-- Excerpted passage follows --
Dental carries is a form of tooth decay disease which affects the enamel part of teeth, resulting in cavities or holes in the teeth, caused by bacteria found in the plaque. There is the need therefore to find a cure for the disease since when left unchecked, there is the risk of patients becoming infected. In addition, it also results in severe pain and ultimately, loss of teeth. Among the various diseases associated with teeth, dental caries is the most common across the world and as such has attracted a lot of attention as far as its prevention and treatment is concerned.
Page et al’s paper on disease prevention is the focus of my paper, which is aimed at comparing and contrasting the whole population with regards to the risk-based approach to controlling dental caries. Secondly, the paper will show the benefit of using the caries risk assessment to allocate the time and effort in controlling caries in individual health service practice. Finally, it will assess the practicality of implementing and delivering a better oral health toolkit under the “Unit of Dental Activity’’ system.
Page et al began the paper by writing about an evidence-based toolkit for dental carries prevention which was published in 2007 by the Department of Health. The toolkit stresses not only the importance of fluoride toothpaste and fluoride varnish for the prevention of caries but also on caries prevention strategies such as reduction in the consumption of sugars which should be limited to four times a day. Despite several dentists’ efforts to focus on the practice of caries prevention, operative treatment is still more dominant in their dental practice. It is strongly believed that “the Population Approach’’ has improved human health over the last 150 years. However, strengths and weaknesses of both strategy high-risk and whole population approaches are shown. The need for both approaches to control dental caries is also emphasized. Page et al show their support for the toolkit regarding the use of fluoridated toothpaste with an appropriate dose of fluoride for caries control in all patients, but they do not mention the risk of dental fluorosis being higher from the use of topical fluorides in fluoridated areas (Page et al 449).
-- Excerpted passage concluded --
-- Excerpted data follows --
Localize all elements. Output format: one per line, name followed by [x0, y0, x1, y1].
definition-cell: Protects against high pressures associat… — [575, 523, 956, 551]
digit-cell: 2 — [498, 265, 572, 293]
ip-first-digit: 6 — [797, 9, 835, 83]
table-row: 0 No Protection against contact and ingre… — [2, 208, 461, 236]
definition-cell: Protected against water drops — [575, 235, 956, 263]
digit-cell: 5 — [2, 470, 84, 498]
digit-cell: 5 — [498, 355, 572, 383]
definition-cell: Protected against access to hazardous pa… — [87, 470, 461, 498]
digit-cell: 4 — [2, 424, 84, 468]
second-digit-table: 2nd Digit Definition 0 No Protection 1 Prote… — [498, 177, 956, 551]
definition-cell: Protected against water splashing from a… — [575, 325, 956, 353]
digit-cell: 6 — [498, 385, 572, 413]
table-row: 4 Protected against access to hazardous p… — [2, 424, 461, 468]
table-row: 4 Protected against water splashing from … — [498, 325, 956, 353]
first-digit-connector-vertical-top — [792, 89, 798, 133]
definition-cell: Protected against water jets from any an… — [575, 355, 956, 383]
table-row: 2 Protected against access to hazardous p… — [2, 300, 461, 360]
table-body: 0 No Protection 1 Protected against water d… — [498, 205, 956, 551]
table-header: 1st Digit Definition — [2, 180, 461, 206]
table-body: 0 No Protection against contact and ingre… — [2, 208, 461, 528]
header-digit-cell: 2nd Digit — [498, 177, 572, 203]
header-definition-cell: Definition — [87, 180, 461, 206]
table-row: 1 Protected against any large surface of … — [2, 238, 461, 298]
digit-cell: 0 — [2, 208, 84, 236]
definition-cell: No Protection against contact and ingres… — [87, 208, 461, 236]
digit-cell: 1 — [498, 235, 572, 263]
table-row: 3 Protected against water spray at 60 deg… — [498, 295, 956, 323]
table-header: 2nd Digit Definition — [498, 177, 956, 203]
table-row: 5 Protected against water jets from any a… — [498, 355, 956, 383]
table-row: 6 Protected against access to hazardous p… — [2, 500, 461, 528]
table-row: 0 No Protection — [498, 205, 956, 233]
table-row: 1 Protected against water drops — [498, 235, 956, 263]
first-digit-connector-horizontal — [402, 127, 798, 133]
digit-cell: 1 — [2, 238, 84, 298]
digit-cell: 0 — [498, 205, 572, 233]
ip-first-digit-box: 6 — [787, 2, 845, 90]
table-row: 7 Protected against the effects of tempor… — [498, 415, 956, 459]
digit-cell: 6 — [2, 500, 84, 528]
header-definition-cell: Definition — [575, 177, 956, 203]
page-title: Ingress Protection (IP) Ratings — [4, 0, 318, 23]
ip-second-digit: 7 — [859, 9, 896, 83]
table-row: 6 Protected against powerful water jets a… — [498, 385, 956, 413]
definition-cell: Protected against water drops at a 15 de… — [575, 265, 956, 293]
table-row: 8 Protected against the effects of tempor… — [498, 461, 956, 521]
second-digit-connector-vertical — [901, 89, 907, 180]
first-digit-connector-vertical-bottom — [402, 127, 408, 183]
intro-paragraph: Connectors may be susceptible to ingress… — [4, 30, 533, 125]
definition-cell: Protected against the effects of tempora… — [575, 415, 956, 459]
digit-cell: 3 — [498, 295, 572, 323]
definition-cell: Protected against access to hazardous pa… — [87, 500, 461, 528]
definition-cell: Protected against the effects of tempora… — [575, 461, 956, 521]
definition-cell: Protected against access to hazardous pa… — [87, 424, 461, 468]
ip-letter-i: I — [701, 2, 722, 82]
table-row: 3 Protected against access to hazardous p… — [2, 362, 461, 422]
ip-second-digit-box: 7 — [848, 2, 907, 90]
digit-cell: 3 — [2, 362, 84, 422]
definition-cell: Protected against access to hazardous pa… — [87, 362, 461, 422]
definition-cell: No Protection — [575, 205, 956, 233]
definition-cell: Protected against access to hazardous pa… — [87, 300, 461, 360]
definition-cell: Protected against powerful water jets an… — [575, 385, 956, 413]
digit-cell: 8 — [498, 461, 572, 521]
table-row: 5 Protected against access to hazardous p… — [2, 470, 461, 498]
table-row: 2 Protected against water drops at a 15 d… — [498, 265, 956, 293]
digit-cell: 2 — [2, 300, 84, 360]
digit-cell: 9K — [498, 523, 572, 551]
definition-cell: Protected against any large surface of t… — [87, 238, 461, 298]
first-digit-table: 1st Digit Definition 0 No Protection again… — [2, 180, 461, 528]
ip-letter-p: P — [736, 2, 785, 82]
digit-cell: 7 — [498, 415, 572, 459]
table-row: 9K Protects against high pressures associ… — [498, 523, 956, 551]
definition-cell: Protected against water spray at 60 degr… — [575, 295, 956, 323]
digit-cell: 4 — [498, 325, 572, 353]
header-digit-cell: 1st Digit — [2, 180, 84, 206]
-- Excerpted data concluded --
### Complete the following:
#1 Rewrite the essay on dental caries between "Page et al’s" and "Dental Activity’’ system.", inclusive, replacing "toolkit" with "resource pack".
#2 According to the essay on dental caries, how many times a day should sugar consumption be limited under the toolkit's prevention strategies?

### Solved problems:
#1
Page et al’s paper on disease prevention is the focus of my paper, which is aimed at comparing and contrasting the whole population with regards to the risk-based approach to controlling dental caries. Secondly, the paper will show the benefit of using the caries risk assessment to allocate the time and effort in controlling caries in individual health service practice. Finally, it will assess the practicality of implementing and delivering a better oral health resource pack under the “Unit of Dental Activity’’ system.

#2 Four times a day.